**Dataset content:**
>>

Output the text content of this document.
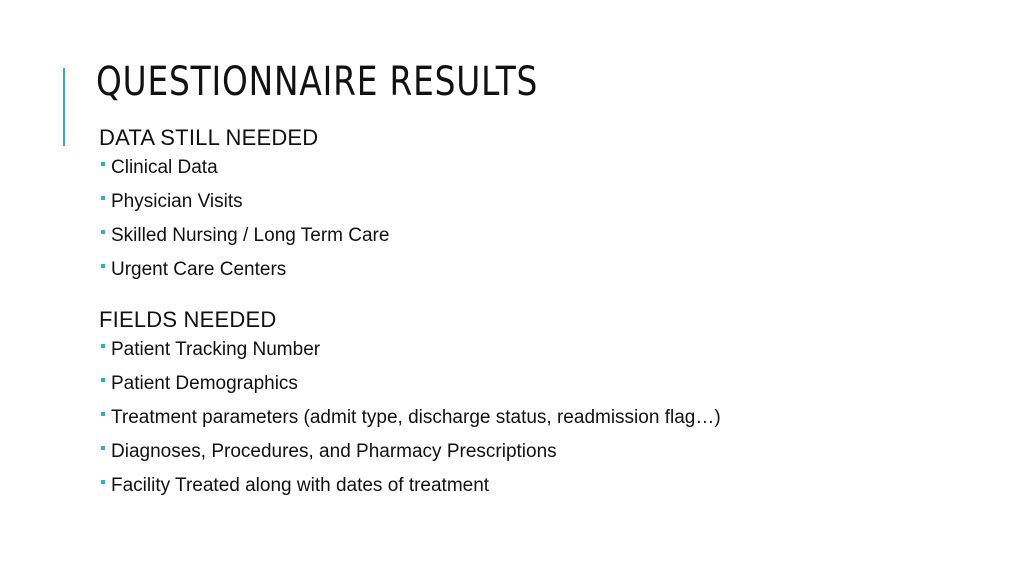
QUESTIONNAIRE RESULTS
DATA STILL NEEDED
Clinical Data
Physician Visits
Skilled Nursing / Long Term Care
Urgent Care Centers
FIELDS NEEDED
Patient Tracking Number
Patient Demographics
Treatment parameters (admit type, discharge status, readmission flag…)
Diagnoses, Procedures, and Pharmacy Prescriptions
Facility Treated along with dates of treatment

<<
>>

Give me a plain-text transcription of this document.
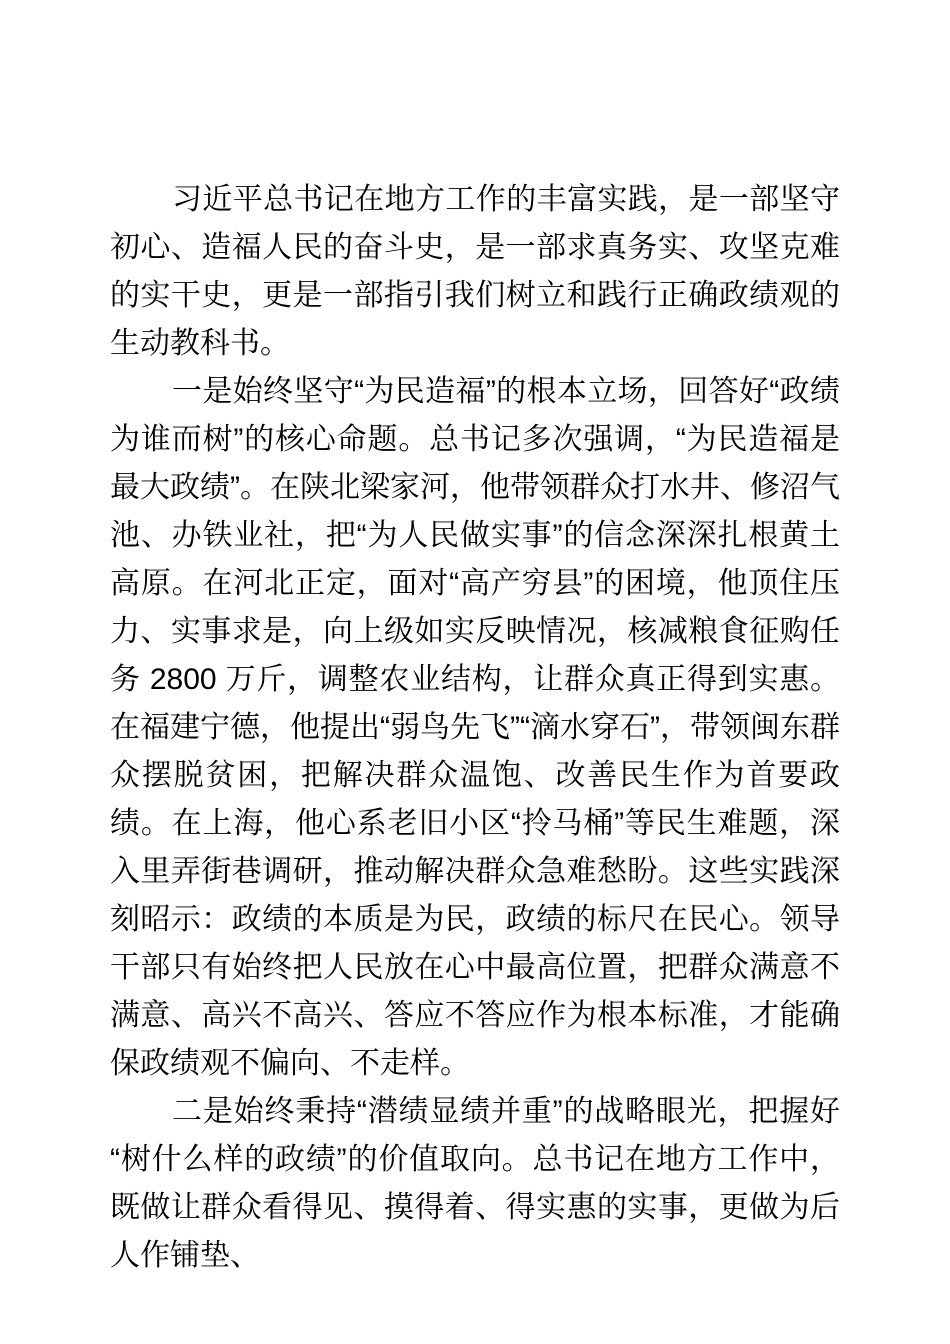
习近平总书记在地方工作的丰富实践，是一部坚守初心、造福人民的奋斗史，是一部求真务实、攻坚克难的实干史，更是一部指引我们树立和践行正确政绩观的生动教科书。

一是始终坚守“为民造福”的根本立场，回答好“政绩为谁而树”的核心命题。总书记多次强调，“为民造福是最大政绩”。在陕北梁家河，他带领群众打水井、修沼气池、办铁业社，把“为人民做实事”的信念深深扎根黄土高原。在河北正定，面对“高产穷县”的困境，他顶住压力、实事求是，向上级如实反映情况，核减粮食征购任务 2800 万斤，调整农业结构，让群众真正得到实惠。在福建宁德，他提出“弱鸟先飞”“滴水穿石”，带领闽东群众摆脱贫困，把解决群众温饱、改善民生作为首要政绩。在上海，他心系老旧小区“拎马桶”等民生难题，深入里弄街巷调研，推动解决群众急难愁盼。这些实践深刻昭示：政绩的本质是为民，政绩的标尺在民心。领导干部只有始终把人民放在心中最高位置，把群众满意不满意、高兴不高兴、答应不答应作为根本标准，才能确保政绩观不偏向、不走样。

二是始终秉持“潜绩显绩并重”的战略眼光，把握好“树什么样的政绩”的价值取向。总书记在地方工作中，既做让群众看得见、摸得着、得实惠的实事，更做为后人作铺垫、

<<

**Task:** Copy out all lines that carry the word "text".

**Correct answer:**
Output the text content of this document.
Give me a plain-text transcription of this document.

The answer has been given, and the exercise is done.